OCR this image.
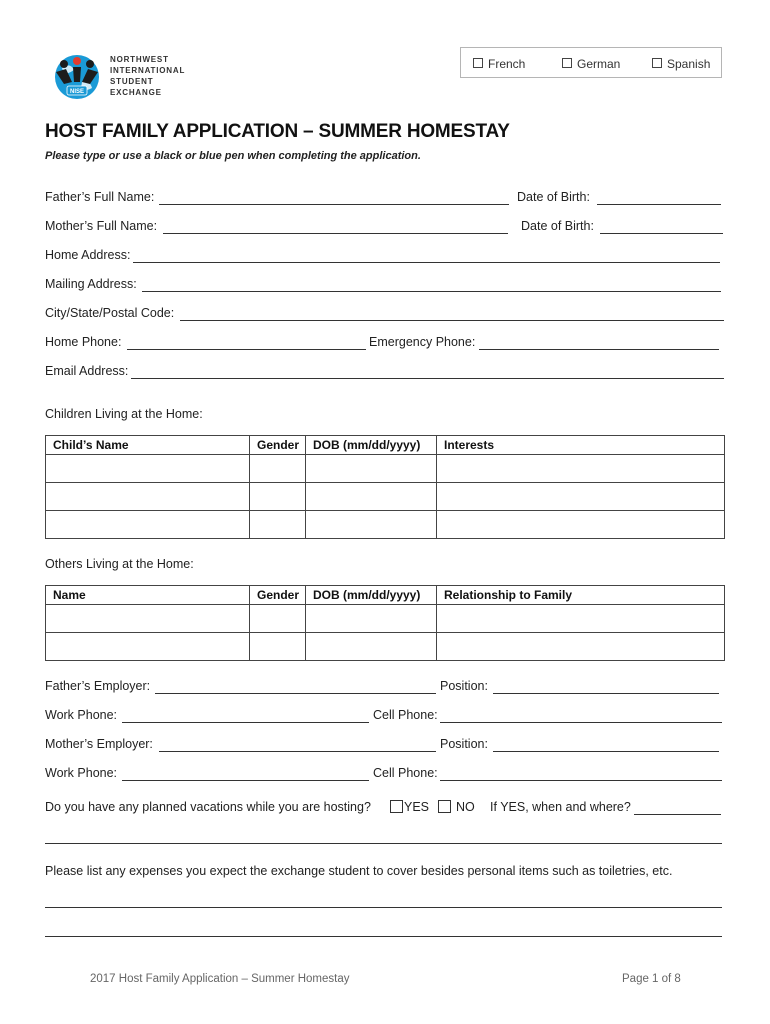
NISE
NORTHWEST
INTERNATIONAL
STUDENT
EXCHANGE
French	German	Spanish
HOST FAMILY APPLICATION – SUMMER HOMESTAY
Please type or use a black or blue pen when completing the application.
Father’s Full Name:	Date of Birth:
Mother’s Full Name:	Date of Birth:
Home Address:
Mailing Address:
City/State/Postal Code:
Home Phone:	Emergency Phone:
Email Address:
Children Living at the Home:
Child’s Name	Gender	DOB (mm/dd/yyyy)	Interests

Others Living at the Home:
Name	Gender	DOB (mm/dd/yyyy)	Relationship to Family

Father’s Employer:	Position:
Work Phone:	Cell Phone:
Mother’s Employer:	Position:
Work Phone:	Cell Phone:
Do you have any planned vacations while you are hosting?	YES NO If YES, when and where?
Please list any expenses you expect the exchange student to cover besides personal items such as toiletries, etc.
2017 Host Family Application – Summer Homestay	Page 1 of 8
============
Leave the images out, please, and restate each line word for word.

* **Answer for this exercise**:
OCR this image.
NISE
NORTHWEST
INTERNATIONAL
STUDENT
EXCHANGE
French	German	Spanish
HOST FAMILY APPLICATION – SUMMER HOMESTAY
Please type or use a black or blue pen when completing the application.
Father’s Full Name:	Date of Birth:
Mother’s Full Name:	Date of Birth:
Home Address:
Mailing Address:
City/State/Postal Code:
Home Phone:	Emergency Phone:
Email Address:
Children Living at the Home:
Child’s Name	Gender	DOB (mm/dd/yyyy)	Interests

Others Living at the Home:
Name	Gender	DOB (mm/dd/yyyy)	Relationship to Family

Father’s Employer:	Position:
Work Phone:	Cell Phone:
Mother’s Employer:	Position:
Work Phone:	Cell Phone:
Do you have any planned vacations while you are hosting?	YES NO If YES, when and where?
Please list any expenses you expect the exchange student to cover besides personal items such as toiletries, etc.
2017 Host Family Application – Summer Homestay	Page 1 of 8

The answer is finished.